▸ Aim of the task:
Starting at the line that contains "Extract all the data from this chart as JSON.", write out each line through the end of the data below, exactly as it stands. Skip any pictures.
— START OF Given records —
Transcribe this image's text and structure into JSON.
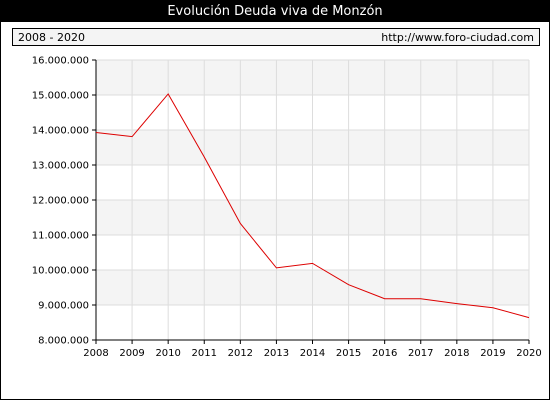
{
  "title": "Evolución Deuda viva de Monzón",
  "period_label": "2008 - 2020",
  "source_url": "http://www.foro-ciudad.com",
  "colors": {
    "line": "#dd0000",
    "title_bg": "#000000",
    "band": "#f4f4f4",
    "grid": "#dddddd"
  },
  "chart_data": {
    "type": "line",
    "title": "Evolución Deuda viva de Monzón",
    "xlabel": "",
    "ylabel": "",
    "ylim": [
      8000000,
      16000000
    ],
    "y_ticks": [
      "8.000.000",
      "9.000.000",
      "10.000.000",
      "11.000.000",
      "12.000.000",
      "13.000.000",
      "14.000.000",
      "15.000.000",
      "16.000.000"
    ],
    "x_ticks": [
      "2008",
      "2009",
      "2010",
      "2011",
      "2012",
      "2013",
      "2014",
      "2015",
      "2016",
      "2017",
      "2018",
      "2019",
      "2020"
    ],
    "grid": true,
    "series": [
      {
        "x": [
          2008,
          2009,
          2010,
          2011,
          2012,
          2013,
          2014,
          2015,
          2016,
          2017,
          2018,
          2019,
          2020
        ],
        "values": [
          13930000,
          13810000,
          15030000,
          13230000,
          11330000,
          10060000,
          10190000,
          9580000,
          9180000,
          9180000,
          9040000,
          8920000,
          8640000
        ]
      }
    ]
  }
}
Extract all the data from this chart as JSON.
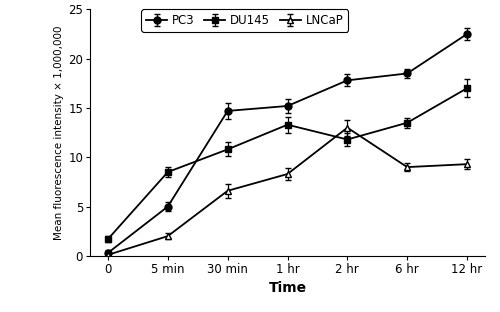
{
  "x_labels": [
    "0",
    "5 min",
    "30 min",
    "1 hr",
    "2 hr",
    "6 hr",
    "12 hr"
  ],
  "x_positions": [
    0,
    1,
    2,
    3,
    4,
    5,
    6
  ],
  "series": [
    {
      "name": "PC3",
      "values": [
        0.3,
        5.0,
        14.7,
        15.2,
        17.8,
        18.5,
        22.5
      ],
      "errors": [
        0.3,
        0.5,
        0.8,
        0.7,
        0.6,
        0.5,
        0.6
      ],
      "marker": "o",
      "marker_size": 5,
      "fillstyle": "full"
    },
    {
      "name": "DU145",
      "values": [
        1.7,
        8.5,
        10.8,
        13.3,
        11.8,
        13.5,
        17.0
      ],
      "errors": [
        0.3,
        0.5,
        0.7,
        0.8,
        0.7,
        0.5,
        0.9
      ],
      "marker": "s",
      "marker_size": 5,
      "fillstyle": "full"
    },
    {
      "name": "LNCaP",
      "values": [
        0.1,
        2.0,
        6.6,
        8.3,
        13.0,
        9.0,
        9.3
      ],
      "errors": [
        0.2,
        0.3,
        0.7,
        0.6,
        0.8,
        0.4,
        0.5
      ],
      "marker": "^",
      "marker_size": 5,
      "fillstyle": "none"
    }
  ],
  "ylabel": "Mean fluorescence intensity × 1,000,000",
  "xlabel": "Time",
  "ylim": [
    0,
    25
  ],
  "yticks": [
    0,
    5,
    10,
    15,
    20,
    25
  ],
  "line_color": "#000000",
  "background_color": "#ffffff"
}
— END OF Given records —
▸ Exercise solution:
Extract all the data from this chart as JSON.
{
  "x_labels": [
    "0",
    "5 min",
    "30 min",
    "1 hr",
    "2 hr",
    "6 hr",
    "12 hr"
  ],
  "x_positions": [
    0,
    1,
    2,
    3,
    4,
    5,
    6
  ],
  "series": [
    {
      "name": "PC3",
      "values": [
        0.3,
        5.0,
        14.7,
        15.2,
        17.8,
        18.5,
        22.5
      ],
      "errors": [
        0.3,
        0.5,
        0.8,
        0.7,
        0.6,
        0.5,
        0.6
      ],
      "marker": "o",
      "marker_size": 5,
      "fillstyle": "full"
    },
    {
      "name": "DU145",
      "values": [
        1.7,
        8.5,
        10.8,
        13.3,
        11.8,
        13.5,
        17.0
      ],
      "errors": [
        0.3,
        0.5,
        0.7,
        0.8,
        0.7,
        0.5,
        0.9
      ],
      "marker": "s",
      "marker_size": 5,
      "fillstyle": "full"
    },
    {
      "name": "LNCaP",
      "values": [
        0.1,
        2.0,
        6.6,
        8.3,
        13.0,
        9.0,
        9.3
      ],
      "errors": [
        0.2,
        0.3,
        0.7,
        0.6,
        0.8,
        0.4,
        0.5
      ],
      "marker": "^",
      "marker_size": 5,
      "fillstyle": "none"
    }
  ],
  "ylabel": "Mean fluorescence intensity × 1,000,000",
  "xlabel": "Time",
  "ylim": [
    0,
    25
  ],
  "yticks": [
    0,
    5,
    10,
    15,
    20,
    25
  ],
  "line_color": "#000000",
  "background_color": "#ffffff"
}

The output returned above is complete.